━━━ Records

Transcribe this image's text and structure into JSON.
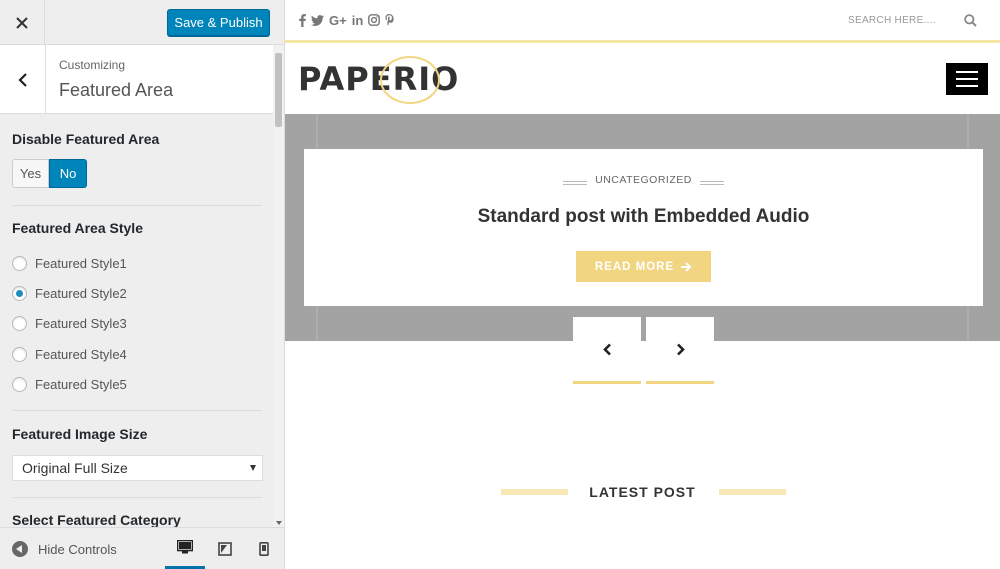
{
  "customizer": {
    "save_label": "Save & Publish",
    "section_sub": "Customizing",
    "section_title": "Featured Area",
    "disable_featured": {
      "label": "Disable Featured Area",
      "yes": "Yes",
      "no": "No",
      "selected": "No"
    },
    "style": {
      "label": "Featured Area Style",
      "options": [
        "Featured Style1",
        "Featured Style2",
        "Featured Style3",
        "Featured Style4",
        "Featured Style5"
      ],
      "selected": "Featured Style2"
    },
    "image_size": {
      "label": "Featured Image Size",
      "value": "Original Full Size"
    },
    "category": {
      "label": "Select Featured Category"
    },
    "hide_controls": "Hide Controls",
    "accent_color": "#0085ba"
  },
  "site": {
    "search_placeholder": "SEARCH HERE....",
    "logo": "PAPERIO",
    "slide": {
      "category": "UNCATEGORIZED",
      "title": "Standard post with Embedded Audio",
      "read_more": "READ MORE"
    },
    "latest_heading": "LATEST POST",
    "accent_color": "#f1d581",
    "social_icons": [
      "facebook-icon",
      "twitter-icon",
      "google-plus-icon",
      "linkedin-icon",
      "instagram-icon",
      "pinterest-icon"
    ]
  }
}
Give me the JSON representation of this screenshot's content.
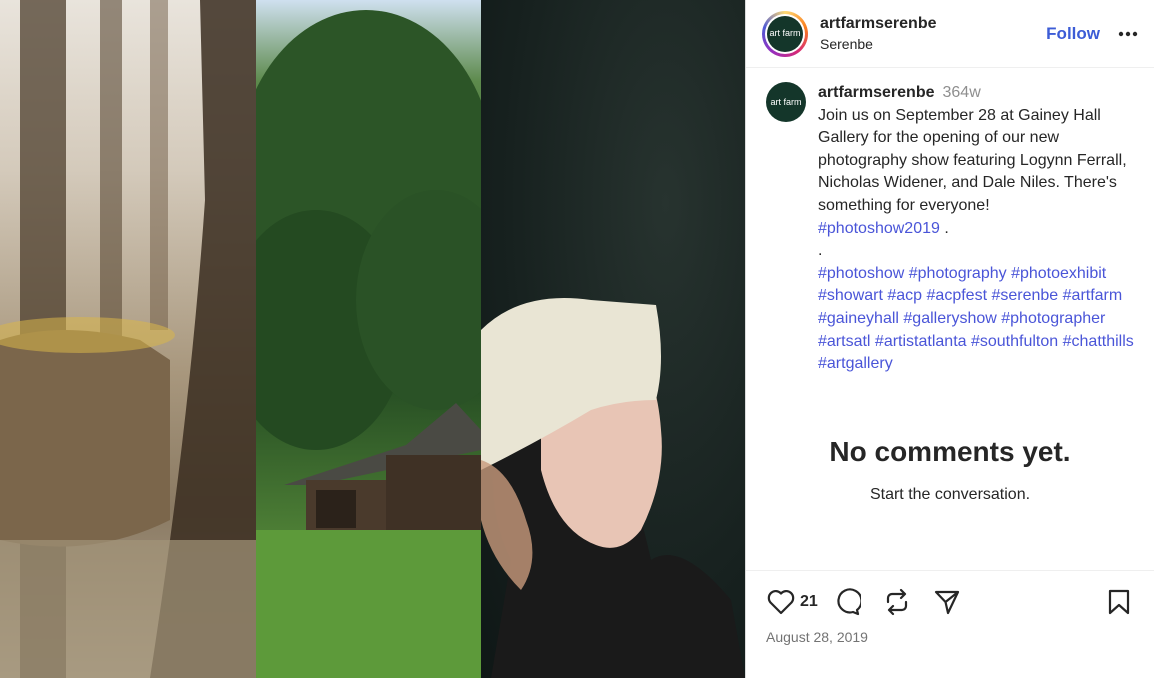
{
  "post": {
    "username": "artfarmserenbe",
    "location": "Serenbe",
    "follow_label": "Follow",
    "more_label": "•••",
    "avatar_text": "art farm",
    "caption": {
      "username": "artfarmserenbe",
      "time": "364w",
      "text": "Join us on September 28 at Gainey Hall Gallery for the opening of our new photography show featuring Logynn Ferrall, Nicholas Widener, and Dale Niles. There's something for everyone!",
      "first_tag": "#photoshow2019",
      "after_first": " .",
      "dot": ".",
      "tags": [
        "#photoshow",
        "#photography",
        "#photoexhibit",
        "#showart",
        "#acp",
        "#acpfest",
        "#serenbe",
        "#artfarm",
        "#gaineyhall",
        "#galleryshow",
        "#photographer",
        "#artsatl",
        "#artistatlanta",
        "#southfulton",
        "#chatthills",
        "#artgallery"
      ]
    },
    "comments": {
      "empty_title": "No comments yet.",
      "empty_sub": "Start the conversation."
    },
    "likes": "21",
    "date": "August 28, 2019"
  },
  "icons": [
    "heart-icon",
    "comment-icon",
    "repost-icon",
    "share-icon",
    "bookmark-icon"
  ]
}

━━━━━━

Leave out the pictures and output every record above precisely as given.

Transcribe this image's text and structure into JSON.
{
  "customizer": {
    "save_label": "Save & Publish",
    "section_sub": "Customizing",
    "section_title": "Featured Area",
    "disable_featured": {
      "label": "Disable Featured Area",
      "yes": "Yes",
      "no": "No",
      "selected": "No"
    },
    "style": {
      "label": "Featured Area Style",
      "options": [
        "Featured Style1",
        "Featured Style2",
        "Featured Style3",
        "Featured Style4",
        "Featured Style5"
      ],
      "selected": "Featured Style2"
    },
    "image_size": {
      "label": "Featured Image Size",
      "value": "Original Full Size"
    },
    "category": {
      "label": "Select Featured Category"
    },
    "hide_controls": "Hide Controls",
    "accent_color": "#0085ba"
  },
  "site": {
    "search_placeholder": "SEARCH HERE....",
    "logo": "PAPERIO",
    "slide": {
      "category": "UNCATEGORIZED",
      "title": "Standard post with Embedded Audio",
      "read_more": "READ MORE"
    },
    "latest_heading": "LATEST POST",
    "accent_color": "#f1d581",
    "social_icons": [
      "facebook-icon",
      "twitter-icon",
      "google-plus-icon",
      "linkedin-icon",
      "instagram-icon",
      "pinterest-icon"
    ]
  }
}
Give me the JSON representation of this screenshot's content.
{
  "post": {
    "username": "artfarmserenbe",
    "location": "Serenbe",
    "follow_label": "Follow",
    "more_label": "•••",
    "avatar_text": "art farm",
    "caption": {
      "username": "artfarmserenbe",
      "time": "364w",
      "text": "Join us on September 28 at Gainey Hall Gallery for the opening of our new photography show featuring Logynn Ferrall, Nicholas Widener, and Dale Niles. There's something for everyone!",
      "first_tag": "#photoshow2019",
      "after_first": " .",
      "dot": ".",
      "tags": [
        "#photoshow",
        "#photography",
        "#photoexhibit",
        "#showart",
        "#acp",
        "#acpfest",
        "#serenbe",
        "#artfarm",
        "#gaineyhall",
        "#galleryshow",
        "#photographer",
        "#artsatl",
        "#artistatlanta",
        "#southfulton",
        "#chatthills",
        "#artgallery"
      ]
    },
    "comments": {
      "empty_title": "No comments yet.",
      "empty_sub": "Start the conversation."
    },
    "likes": "21",
    "date": "August 28, 2019"
  },
  "icons": [
    "heart-icon",
    "comment-icon",
    "repost-icon",
    "share-icon",
    "bookmark-icon"
  ]
}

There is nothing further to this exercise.